> **Dataset entries**
****************************************

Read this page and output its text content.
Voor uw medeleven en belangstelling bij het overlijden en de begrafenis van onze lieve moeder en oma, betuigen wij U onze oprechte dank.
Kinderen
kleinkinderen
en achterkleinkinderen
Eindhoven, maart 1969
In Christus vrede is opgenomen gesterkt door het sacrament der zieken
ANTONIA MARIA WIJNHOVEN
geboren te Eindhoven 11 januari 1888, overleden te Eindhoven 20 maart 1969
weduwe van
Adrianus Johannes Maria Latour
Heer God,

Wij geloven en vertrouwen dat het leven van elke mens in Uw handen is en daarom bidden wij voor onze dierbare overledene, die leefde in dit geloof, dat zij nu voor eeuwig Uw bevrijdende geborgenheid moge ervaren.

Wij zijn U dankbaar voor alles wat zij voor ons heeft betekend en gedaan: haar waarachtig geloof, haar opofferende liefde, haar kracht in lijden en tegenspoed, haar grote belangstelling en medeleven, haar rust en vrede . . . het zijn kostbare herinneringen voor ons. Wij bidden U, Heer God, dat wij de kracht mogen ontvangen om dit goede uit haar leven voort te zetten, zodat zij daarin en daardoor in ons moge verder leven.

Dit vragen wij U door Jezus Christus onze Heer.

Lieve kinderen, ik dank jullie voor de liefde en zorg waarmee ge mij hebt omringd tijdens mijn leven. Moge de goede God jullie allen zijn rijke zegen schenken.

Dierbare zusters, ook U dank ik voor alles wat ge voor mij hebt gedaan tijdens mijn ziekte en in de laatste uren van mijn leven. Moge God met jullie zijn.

****************************************

> **Work to complete**
Wherever the word "maart" appears in a line of the data, copy that line.

> **Response**
Eindhoven, maart 1969
geboren te Eindhoven 11 januari 1888, overleden te Eindhoven 20 maart 1969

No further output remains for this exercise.